## Data to use

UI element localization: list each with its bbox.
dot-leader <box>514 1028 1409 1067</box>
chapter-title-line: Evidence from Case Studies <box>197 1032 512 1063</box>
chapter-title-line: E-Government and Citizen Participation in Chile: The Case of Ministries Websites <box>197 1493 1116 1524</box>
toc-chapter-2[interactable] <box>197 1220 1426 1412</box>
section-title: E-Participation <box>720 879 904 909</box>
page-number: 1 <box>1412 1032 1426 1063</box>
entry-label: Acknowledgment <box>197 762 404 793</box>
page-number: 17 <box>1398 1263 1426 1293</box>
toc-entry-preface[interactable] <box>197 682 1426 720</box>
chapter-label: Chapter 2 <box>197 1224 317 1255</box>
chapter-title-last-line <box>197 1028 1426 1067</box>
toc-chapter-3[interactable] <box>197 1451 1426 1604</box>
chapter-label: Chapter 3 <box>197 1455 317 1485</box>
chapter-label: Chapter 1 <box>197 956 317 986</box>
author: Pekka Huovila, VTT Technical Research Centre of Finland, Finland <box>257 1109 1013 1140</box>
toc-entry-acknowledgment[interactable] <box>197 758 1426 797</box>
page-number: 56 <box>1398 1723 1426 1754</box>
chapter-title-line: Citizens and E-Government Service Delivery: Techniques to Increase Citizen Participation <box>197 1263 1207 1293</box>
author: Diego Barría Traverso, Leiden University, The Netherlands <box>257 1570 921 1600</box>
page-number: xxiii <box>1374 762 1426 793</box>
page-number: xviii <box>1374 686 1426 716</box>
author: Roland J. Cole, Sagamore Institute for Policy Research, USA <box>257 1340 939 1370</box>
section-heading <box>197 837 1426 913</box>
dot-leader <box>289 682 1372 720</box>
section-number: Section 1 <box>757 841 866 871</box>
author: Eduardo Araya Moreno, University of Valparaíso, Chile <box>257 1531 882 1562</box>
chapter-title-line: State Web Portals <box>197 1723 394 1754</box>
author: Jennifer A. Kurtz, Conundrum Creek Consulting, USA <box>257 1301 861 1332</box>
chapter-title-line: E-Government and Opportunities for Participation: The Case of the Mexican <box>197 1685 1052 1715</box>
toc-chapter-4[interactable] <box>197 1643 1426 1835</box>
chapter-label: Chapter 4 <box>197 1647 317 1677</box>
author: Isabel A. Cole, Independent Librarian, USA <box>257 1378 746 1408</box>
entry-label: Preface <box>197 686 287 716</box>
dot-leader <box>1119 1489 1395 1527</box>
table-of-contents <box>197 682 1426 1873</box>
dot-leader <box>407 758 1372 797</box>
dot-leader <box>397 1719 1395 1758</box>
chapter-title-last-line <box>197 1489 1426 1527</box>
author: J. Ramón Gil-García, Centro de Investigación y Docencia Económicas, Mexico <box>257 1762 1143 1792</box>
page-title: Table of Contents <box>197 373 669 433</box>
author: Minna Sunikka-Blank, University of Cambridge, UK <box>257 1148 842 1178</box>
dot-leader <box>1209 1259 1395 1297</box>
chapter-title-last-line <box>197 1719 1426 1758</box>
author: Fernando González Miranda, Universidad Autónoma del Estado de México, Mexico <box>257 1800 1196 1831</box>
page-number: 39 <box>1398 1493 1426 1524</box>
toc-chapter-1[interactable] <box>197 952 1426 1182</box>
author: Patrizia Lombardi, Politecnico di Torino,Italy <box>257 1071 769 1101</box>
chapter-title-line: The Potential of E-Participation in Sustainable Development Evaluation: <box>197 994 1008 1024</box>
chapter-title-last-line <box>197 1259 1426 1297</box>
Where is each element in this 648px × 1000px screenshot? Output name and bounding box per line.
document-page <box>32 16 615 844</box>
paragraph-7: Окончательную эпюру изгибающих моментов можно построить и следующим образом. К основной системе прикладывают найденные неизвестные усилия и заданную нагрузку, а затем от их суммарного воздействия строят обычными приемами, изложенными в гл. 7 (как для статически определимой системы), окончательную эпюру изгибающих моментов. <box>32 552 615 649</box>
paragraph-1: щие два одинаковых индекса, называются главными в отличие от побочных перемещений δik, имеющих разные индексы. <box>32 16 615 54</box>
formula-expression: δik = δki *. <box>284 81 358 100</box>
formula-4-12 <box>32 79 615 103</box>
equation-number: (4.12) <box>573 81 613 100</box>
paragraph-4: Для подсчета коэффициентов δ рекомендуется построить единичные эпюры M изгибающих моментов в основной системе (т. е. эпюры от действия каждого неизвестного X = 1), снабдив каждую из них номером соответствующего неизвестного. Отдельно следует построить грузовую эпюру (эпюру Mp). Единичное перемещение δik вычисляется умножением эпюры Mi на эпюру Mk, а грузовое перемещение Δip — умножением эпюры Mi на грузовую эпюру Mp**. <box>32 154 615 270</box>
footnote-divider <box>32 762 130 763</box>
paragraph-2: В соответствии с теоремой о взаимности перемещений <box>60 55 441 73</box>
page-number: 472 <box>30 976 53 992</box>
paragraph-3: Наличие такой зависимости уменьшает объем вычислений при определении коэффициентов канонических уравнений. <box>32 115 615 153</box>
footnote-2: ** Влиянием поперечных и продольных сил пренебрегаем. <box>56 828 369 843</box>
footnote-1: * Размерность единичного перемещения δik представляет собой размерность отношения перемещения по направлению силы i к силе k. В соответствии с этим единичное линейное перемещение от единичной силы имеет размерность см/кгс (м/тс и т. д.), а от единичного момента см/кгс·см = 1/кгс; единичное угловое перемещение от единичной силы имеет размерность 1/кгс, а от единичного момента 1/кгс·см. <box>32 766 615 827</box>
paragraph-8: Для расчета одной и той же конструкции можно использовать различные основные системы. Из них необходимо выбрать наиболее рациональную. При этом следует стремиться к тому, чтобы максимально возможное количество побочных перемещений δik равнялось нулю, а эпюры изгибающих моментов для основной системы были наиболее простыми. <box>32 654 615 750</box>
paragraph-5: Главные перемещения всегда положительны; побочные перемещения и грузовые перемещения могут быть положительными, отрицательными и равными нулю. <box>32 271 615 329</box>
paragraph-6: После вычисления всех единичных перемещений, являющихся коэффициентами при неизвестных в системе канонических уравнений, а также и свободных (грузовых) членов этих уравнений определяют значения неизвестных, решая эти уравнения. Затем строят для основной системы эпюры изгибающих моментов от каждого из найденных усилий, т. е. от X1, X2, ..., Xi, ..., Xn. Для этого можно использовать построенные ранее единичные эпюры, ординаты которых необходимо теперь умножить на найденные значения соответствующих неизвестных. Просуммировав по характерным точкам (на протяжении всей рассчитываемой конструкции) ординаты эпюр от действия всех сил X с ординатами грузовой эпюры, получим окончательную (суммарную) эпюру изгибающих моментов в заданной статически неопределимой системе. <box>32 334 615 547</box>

## Task requirements
Copy the lines word for word, starting with the first one and ending with the line that contains "toc-entry-preface[interactable] <box>197 682".

## Result
UI element localization: list each with its bbox.
dot-leader <box>514 1028 1409 1067</box>
chapter-title-line: Evidence from Case Studies <box>197 1032 512 1063</box>
chapter-title-line: E-Government and Citizen Participation in Chile: The Case of Ministries Websites <box>197 1493 1116 1524</box>
toc-chapter-2[interactable] <box>197 1220 1426 1412</box>
section-title: E-Participation <box>720 879 904 909</box>
page-number: 1 <box>1412 1032 1426 1063</box>
entry-label: Acknowledgment <box>197 762 404 793</box>
page-number: 17 <box>1398 1263 1426 1293</box>
toc-entry-preface[interactable] <box>197 682 1426 720</box>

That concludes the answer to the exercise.